===== Material supplied

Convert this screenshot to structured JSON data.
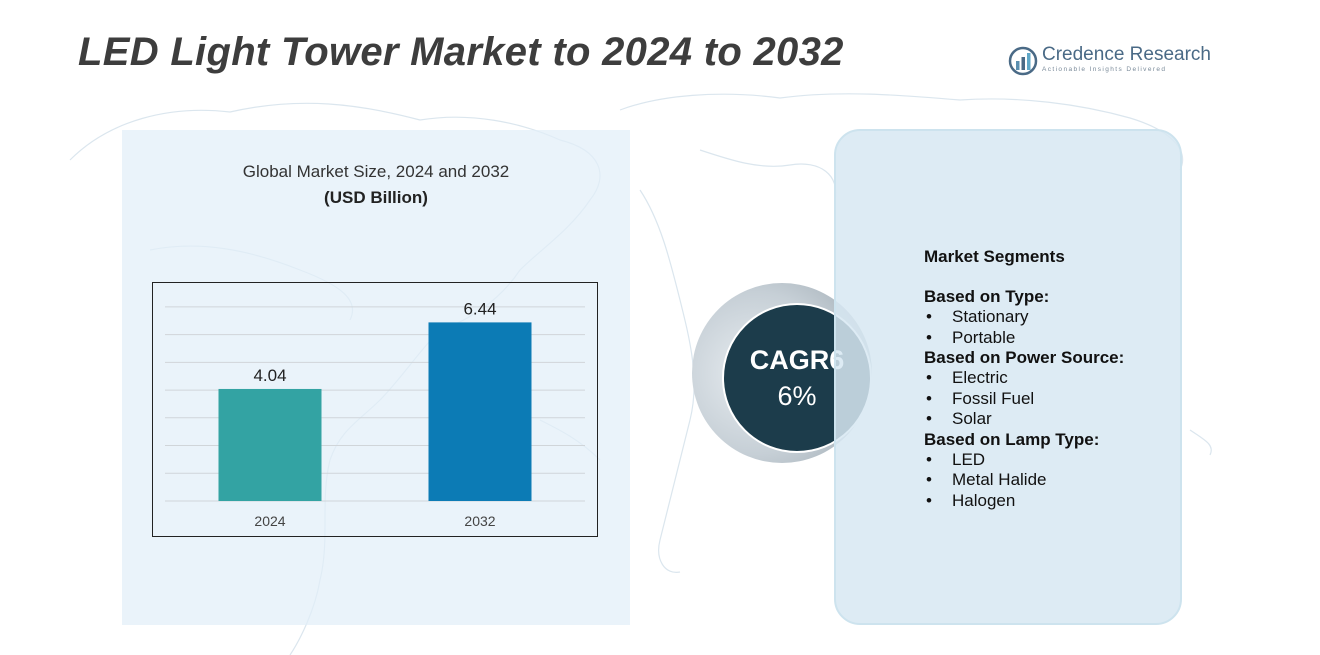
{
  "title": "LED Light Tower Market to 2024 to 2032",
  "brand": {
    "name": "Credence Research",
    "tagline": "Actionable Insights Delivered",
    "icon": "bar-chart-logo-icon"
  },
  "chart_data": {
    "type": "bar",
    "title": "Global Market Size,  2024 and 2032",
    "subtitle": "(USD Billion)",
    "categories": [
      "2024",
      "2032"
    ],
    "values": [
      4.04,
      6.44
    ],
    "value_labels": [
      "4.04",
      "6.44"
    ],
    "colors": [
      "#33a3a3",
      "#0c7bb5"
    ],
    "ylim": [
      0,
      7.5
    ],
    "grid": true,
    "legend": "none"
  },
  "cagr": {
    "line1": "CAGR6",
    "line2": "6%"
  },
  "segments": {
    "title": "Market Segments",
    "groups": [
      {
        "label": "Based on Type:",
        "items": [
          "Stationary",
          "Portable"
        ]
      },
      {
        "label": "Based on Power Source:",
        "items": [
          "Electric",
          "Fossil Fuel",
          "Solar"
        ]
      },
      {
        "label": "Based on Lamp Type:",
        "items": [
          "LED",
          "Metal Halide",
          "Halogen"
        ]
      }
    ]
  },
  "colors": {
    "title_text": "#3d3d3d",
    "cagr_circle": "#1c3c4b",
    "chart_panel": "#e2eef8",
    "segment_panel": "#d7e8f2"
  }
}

==========

### Required work:
Retype the whole listing, keeping every line identical and omitting all pictures.

### Output:
Convert this screenshot to structured JSON data.
{
  "title": "LED Light Tower Market to 2024 to 2032",
  "brand": {
    "name": "Credence Research",
    "tagline": "Actionable Insights Delivered",
    "icon": "bar-chart-logo-icon"
  },
  "chart_data": {
    "type": "bar",
    "title": "Global Market Size,  2024 and 2032",
    "subtitle": "(USD Billion)",
    "categories": [
      "2024",
      "2032"
    ],
    "values": [
      4.04,
      6.44
    ],
    "value_labels": [
      "4.04",
      "6.44"
    ],
    "colors": [
      "#33a3a3",
      "#0c7bb5"
    ],
    "ylim": [
      0,
      7.5
    ],
    "grid": true,
    "legend": "none"
  },
  "cagr": {
    "line1": "CAGR6",
    "line2": "6%"
  },
  "segments": {
    "title": "Market Segments",
    "groups": [
      {
        "label": "Based on Type:",
        "items": [
          "Stationary",
          "Portable"
        ]
      },
      {
        "label": "Based on Power Source:",
        "items": [
          "Electric",
          "Fossil Fuel",
          "Solar"
        ]
      },
      {
        "label": "Based on Lamp Type:",
        "items": [
          "LED",
          "Metal Halide",
          "Halogen"
        ]
      }
    ]
  },
  "colors": {
    "title_text": "#3d3d3d",
    "cagr_circle": "#1c3c4b",
    "chart_panel": "#e2eef8",
    "segment_panel": "#d7e8f2"
  }
}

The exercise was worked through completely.